**Exercise:** All material below is to be reproduced exactly.

::: Task data :::

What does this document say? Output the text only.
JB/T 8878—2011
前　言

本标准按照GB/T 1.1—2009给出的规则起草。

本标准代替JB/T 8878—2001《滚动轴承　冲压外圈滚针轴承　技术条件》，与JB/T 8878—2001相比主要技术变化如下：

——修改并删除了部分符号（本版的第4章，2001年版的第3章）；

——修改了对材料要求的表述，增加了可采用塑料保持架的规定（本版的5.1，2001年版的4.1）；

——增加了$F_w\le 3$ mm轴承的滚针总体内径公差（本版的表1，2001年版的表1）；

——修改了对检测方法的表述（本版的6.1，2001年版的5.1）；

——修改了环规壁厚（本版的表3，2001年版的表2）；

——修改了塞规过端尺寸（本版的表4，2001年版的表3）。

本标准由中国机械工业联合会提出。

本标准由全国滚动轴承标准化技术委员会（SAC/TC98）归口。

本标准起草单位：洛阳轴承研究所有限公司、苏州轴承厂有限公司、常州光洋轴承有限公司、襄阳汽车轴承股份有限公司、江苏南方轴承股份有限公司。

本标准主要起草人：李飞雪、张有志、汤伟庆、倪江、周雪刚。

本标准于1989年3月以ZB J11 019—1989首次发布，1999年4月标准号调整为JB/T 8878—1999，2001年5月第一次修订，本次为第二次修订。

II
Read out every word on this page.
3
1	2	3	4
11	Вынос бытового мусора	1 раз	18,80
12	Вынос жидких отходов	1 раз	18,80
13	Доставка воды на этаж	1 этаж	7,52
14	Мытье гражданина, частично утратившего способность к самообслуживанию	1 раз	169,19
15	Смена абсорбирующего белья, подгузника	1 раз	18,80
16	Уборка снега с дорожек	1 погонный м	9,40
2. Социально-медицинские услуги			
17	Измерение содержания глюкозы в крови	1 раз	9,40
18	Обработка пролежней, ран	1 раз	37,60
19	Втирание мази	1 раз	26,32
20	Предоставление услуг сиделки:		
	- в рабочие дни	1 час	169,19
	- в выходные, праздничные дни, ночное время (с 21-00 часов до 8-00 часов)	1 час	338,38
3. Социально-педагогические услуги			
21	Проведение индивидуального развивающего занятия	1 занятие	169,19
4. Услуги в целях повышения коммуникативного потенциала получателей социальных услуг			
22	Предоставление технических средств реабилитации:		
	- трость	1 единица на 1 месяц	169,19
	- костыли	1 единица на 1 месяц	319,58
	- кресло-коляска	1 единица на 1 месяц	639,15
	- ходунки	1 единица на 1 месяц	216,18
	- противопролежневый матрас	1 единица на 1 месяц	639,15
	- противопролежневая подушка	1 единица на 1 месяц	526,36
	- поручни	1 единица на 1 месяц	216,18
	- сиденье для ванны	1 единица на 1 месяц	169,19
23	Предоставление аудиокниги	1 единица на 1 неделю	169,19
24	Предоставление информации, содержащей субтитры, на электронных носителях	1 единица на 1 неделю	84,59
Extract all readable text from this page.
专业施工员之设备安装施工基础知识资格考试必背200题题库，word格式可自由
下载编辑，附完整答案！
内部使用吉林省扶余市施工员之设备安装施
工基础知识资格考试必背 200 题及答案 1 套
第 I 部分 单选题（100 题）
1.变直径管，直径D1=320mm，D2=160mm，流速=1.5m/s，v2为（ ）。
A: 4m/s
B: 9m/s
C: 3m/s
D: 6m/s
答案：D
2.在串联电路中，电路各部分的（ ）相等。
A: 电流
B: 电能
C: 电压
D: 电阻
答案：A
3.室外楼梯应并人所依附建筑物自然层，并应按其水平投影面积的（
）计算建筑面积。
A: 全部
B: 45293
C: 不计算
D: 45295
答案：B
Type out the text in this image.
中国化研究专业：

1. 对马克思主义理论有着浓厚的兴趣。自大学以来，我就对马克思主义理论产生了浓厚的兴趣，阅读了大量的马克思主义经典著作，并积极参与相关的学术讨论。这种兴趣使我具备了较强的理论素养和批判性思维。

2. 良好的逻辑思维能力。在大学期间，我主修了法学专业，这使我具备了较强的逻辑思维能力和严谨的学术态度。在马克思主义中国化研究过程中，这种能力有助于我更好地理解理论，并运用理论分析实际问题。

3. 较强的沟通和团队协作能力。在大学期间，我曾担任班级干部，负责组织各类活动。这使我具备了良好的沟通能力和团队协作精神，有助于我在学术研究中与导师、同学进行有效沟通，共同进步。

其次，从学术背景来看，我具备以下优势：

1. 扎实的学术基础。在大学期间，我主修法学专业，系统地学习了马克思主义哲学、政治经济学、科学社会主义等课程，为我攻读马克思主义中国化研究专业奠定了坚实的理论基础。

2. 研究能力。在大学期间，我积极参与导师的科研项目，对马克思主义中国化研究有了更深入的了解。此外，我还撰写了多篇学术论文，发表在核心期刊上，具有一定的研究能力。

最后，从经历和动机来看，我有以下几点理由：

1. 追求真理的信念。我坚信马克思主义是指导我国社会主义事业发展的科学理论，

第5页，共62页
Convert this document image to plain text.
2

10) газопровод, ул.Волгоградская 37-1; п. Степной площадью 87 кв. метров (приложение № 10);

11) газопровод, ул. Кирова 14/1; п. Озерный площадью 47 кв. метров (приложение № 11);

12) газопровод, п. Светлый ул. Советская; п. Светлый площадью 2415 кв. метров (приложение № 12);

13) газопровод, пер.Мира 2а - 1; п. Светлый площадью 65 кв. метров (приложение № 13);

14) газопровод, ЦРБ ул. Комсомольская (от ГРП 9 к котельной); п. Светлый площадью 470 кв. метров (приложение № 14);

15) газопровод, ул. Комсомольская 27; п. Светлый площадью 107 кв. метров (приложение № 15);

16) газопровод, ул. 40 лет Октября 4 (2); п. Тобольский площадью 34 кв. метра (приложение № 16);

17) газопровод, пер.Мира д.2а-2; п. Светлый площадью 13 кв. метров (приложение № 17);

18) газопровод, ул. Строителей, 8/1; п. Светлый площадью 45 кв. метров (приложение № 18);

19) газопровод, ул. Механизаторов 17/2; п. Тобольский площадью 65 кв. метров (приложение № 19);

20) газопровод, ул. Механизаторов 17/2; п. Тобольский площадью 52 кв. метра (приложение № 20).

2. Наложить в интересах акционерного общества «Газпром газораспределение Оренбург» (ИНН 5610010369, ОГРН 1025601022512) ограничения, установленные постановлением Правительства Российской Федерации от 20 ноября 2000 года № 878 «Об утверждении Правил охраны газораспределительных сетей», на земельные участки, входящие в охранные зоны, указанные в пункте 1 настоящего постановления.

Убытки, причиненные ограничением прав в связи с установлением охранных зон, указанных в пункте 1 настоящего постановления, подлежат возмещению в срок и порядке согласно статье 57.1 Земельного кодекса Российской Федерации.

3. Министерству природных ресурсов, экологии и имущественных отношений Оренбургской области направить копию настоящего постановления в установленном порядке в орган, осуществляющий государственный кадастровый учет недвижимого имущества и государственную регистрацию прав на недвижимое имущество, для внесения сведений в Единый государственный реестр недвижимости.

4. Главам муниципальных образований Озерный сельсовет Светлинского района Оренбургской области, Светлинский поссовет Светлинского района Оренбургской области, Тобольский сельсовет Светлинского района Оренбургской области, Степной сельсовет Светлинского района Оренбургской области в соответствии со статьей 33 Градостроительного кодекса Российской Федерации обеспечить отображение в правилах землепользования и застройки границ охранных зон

:::

**Correct result:**
What does this document say? Output the text only.
JB/T 8878—2011
前　言

本标准按照GB/T 1.1—2009给出的规则起草。

本标准代替JB/T 8878—2001《滚动轴承　冲压外圈滚针轴承　技术条件》，与JB/T 8878—2001相比主要技术变化如下：

——修改并删除了部分符号（本版的第4章，2001年版的第3章）；

——修改了对材料要求的表述，增加了可采用塑料保持架的规定（本版的5.1，2001年版的4.1）；

——增加了$F_w\le 3$ mm轴承的滚针总体内径公差（本版的表1，2001年版的表1）；

——修改了对检测方法的表述（本版的6.1，2001年版的5.1）；

——修改了环规壁厚（本版的表3，2001年版的表2）；

——修改了塞规过端尺寸（本版的表4，2001年版的表3）。

本标准由中国机械工业联合会提出。

本标准由全国滚动轴承标准化技术委员会（SAC/TC98）归口。

本标准起草单位：洛阳轴承研究所有限公司、苏州轴承厂有限公司、常州光洋轴承有限公司、襄阳汽车轴承股份有限公司、江苏南方轴承股份有限公司。

本标准主要起草人：李飞雪、张有志、汤伟庆、倪江、周雪刚。

本标准于1989年3月以ZB J11 019—1989首次发布，1999年4月标准号调整为JB/T 8878—1999，2001年5月第一次修订，本次为第二次修订。

II
Read out every word on this page.
3
1	2	3	4
11	Вынос бытового мусора	1 раз	18,80
12	Вынос жидких отходов	1 раз	18,80
13	Доставка воды на этаж	1 этаж	7,52
14	Мытье гражданина, частично утратившего способность к самообслуживанию	1 раз	169,19
15	Смена абсорбирующего белья, подгузника	1 раз	18,80
16	Уборка снега с дорожек	1 погонный м	9,40
2. Социально-медицинские услуги			
17	Измерение содержания глюкозы в крови	1 раз	9,40
18	Обработка пролежней, ран	1 раз	37,60
19	Втирание мази	1 раз	26,32
20	Предоставление услуг сиделки:		
	- в рабочие дни	1 час	169,19
	- в выходные, праздничные дни, ночное время (с 21-00 часов до 8-00 часов)	1 час	338,38
3. Социально-педагогические услуги			
21	Проведение индивидуального развивающего занятия	1 занятие	169,19
4. Услуги в целях повышения коммуникативного потенциала получателей социальных услуг			
22	Предоставление технических средств реабилитации:		
	- трость	1 единица на 1 месяц	169,19
	- костыли	1 единица на 1 месяц	319,58
	- кресло-коляска	1 единица на 1 месяц	639,15
	- ходунки	1 единица на 1 месяц	216,18
	- противопролежневый матрас	1 единица на 1 месяц	639,15
	- противопролежневая подушка	1 единица на 1 месяц	526,36
	- поручни	1 единица на 1 месяц	216,18
	- сиденье для ванны	1 единица на 1 месяц	169,19
23	Предоставление аудиокниги	1 единица на 1 неделю	169,19
24	Предоставление информации, содержащей субтитры, на электронных носителях	1 единица на 1 неделю	84,59
Extract all readable text from this page.
专业施工员之设备安装施工基础知识资格考试必背200题题库，word格式可自由
下载编辑，附完整答案！
内部使用吉林省扶余市施工员之设备安装施
工基础知识资格考试必背 200 题及答案 1 套
第 I 部分 单选题（100 题）
1.变直径管，直径D1=320mm，D2=160mm，流速=1.5m/s，v2为（ ）。
A: 4m/s
B: 9m/s
C: 3m/s
D: 6m/s
答案：D
2.在串联电路中，电路各部分的（ ）相等。
A: 电流
B: 电能
C: 电压
D: 电阻
答案：A
3.室外楼梯应并人所依附建筑物自然层，并应按其水平投影面积的（
）计算建筑面积。
A: 全部
B: 45293
C: 不计算
D: 45295
答案：B
Type out the text in this image.
中国化研究专业：

1. 对马克思主义理论有着浓厚的兴趣。自大学以来，我就对马克思主义理论产生了浓厚的兴趣，阅读了大量的马克思主义经典著作，并积极参与相关的学术讨论。这种兴趣使我具备了较强的理论素养和批判性思维。

2. 良好的逻辑思维能力。在大学期间，我主修了法学专业，这使我具备了较强的逻辑思维能力和严谨的学术态度。在马克思主义中国化研究过程中，这种能力有助于我更好地理解理论，并运用理论分析实际问题。

3. 较强的沟通和团队协作能力。在大学期间，我曾担任班级干部，负责组织各类活动。这使我具备了良好的沟通能力和团队协作精神，有助于我在学术研究中与导师、同学进行有效沟通，共同进步。

其次，从学术背景来看，我具备以下优势：

1. 扎实的学术基础。在大学期间，我主修法学专业，系统地学习了马克思主义哲学、政治经济学、科学社会主义等课程，为我攻读马克思主义中国化研究专业奠定了坚实的理论基础。

2. 研究能力。在大学期间，我积极参与导师的科研项目，对马克思主义中国化研究有了更深入的了解。此外，我还撰写了多篇学术论文，发表在核心期刊上，具有一定的研究能力。

最后，从经历和动机来看，我有以下几点理由：

1. 追求真理的信念。我坚信马克思主义是指导我国社会主义事业发展的科学理论，

第5页，共62页
Convert this document image to plain text.
2

10) газопровод, ул.Волгоградская 37-1; п. Степной площадью 87 кв. метров (приложение № 10);

11) газопровод, ул. Кирова 14/1; п. Озерный площадью 47 кв. метров (приложение № 11);

12) газопровод, п. Светлый ул. Советская; п. Светлый площадью 2415 кв. метров (приложение № 12);

13) газопровод, пер.Мира 2а - 1; п. Светлый площадью 65 кв. метров (приложение № 13);

14) газопровод, ЦРБ ул. Комсомольская (от ГРП 9 к котельной); п. Светлый площадью 470 кв. метров (приложение № 14);

15) газопровод, ул. Комсомольская 27; п. Светлый площадью 107 кв. метров (приложение № 15);

16) газопровод, ул. 40 лет Октября 4 (2); п. Тобольский площадью 34 кв. метра (приложение № 16);

17) газопровод, пер.Мира д.2а-2; п. Светлый площадью 13 кв. метров (приложение № 17);

18) газопровод, ул. Строителей, 8/1; п. Светлый площадью 45 кв. метров (приложение № 18);

19) газопровод, ул. Механизаторов 17/2; п. Тобольский площадью 65 кв. метров (приложение № 19);

20) газопровод, ул. Механизаторов 17/2; п. Тобольский площадью 52 кв. метра (приложение № 20).

2. Наложить в интересах акционерного общества «Газпром газораспределение Оренбург» (ИНН 5610010369, ОГРН 1025601022512) ограничения, установленные постановлением Правительства Российской Федерации от 20 ноября 2000 года № 878 «Об утверждении Правил охраны газораспределительных сетей», на земельные участки, входящие в охранные зоны, указанные в пункте 1 настоящего постановления.

Убытки, причиненные ограничением прав в связи с установлением охранных зон, указанных в пункте 1 настоящего постановления, подлежат возмещению в срок и порядке согласно статье 57.1 Земельного кодекса Российской Федерации.

3. Министерству природных ресурсов, экологии и имущественных отношений Оренбургской области направить копию настоящего постановления в установленном порядке в орган, осуществляющий государственный кадастровый учет недвижимого имущества и государственную регистрацию прав на недвижимое имущество, для внесения сведений в Единый государственный реестр недвижимости.

4. Главам муниципальных образований Озерный сельсовет Светлинского района Оренбургской области, Светлинский поссовет Светлинского района Оренбургской области, Тобольский сельсовет Светлинского района Оренбургской области, Степной сельсовет Светлинского района Оренбургской области в соответствии со статьей 33 Градостроительного кодекса Российской Федерации обеспечить отображение в правилах землепользования и застройки границ охранных зон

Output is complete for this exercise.